◆ **Problem**: Lines that hold the word "Health" should be located and copied.

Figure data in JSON
———

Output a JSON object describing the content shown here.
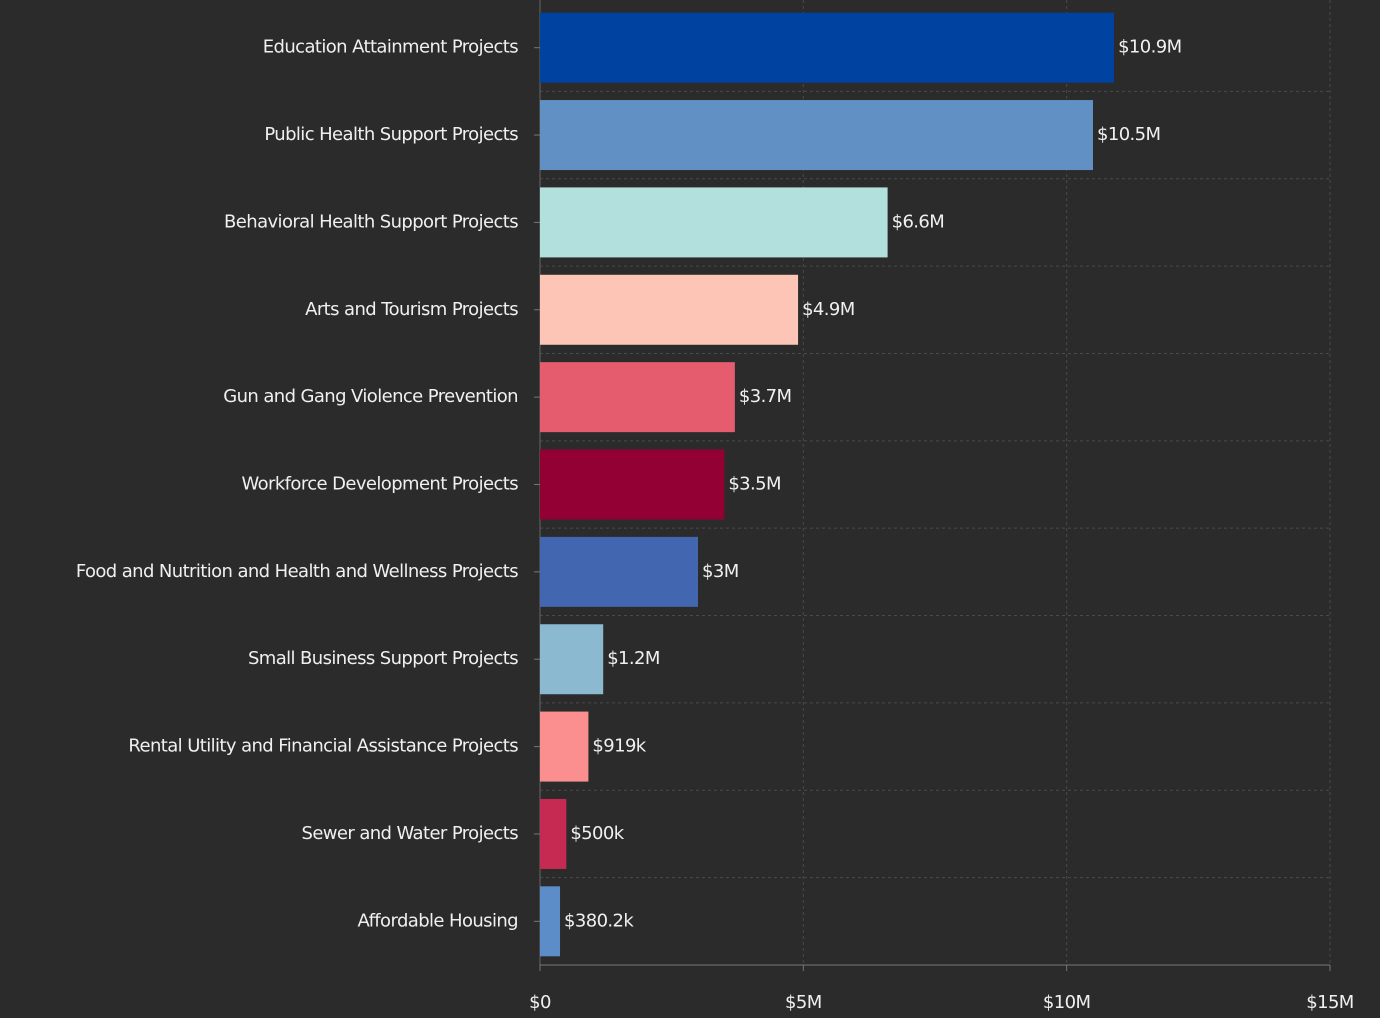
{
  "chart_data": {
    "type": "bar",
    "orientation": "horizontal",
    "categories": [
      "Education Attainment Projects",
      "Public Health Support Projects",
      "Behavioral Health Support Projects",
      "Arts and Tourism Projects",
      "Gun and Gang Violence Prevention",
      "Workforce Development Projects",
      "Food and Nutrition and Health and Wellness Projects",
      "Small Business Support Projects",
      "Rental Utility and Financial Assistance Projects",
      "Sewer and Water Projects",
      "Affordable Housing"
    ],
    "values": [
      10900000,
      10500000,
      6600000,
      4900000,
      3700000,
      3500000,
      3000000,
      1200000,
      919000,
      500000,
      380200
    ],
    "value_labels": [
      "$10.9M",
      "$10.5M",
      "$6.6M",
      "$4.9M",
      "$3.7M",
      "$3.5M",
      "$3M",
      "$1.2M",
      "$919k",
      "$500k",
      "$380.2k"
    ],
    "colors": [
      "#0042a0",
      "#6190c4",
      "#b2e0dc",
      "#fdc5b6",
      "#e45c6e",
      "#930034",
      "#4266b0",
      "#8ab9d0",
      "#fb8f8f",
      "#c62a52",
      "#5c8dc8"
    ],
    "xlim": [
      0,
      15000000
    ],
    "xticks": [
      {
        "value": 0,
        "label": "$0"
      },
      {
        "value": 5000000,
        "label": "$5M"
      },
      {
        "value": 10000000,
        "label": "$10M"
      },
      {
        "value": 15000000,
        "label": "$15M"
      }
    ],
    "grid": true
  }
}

———

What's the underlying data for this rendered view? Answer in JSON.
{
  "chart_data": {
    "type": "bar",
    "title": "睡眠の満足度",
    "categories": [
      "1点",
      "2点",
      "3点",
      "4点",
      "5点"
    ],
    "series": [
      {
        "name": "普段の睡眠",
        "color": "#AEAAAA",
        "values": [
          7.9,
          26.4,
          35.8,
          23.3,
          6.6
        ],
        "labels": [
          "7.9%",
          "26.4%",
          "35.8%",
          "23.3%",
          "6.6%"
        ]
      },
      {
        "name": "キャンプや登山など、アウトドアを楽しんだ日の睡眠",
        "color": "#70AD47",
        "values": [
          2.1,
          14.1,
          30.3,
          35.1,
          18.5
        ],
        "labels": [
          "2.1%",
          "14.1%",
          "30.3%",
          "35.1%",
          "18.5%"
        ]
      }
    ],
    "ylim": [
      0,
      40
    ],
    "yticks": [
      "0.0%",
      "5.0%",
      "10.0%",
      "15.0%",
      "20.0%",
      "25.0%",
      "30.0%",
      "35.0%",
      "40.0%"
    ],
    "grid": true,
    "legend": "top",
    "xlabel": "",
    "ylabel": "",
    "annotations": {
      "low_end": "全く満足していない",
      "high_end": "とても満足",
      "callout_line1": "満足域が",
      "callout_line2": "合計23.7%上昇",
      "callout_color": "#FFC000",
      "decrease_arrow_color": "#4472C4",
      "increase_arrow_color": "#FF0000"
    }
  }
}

———

◆ **Written response**:
      "Public Health Support Projects",
      "Behavioral Health Support Projects",
      "Food and Nutrition and Health and Wellness Projects",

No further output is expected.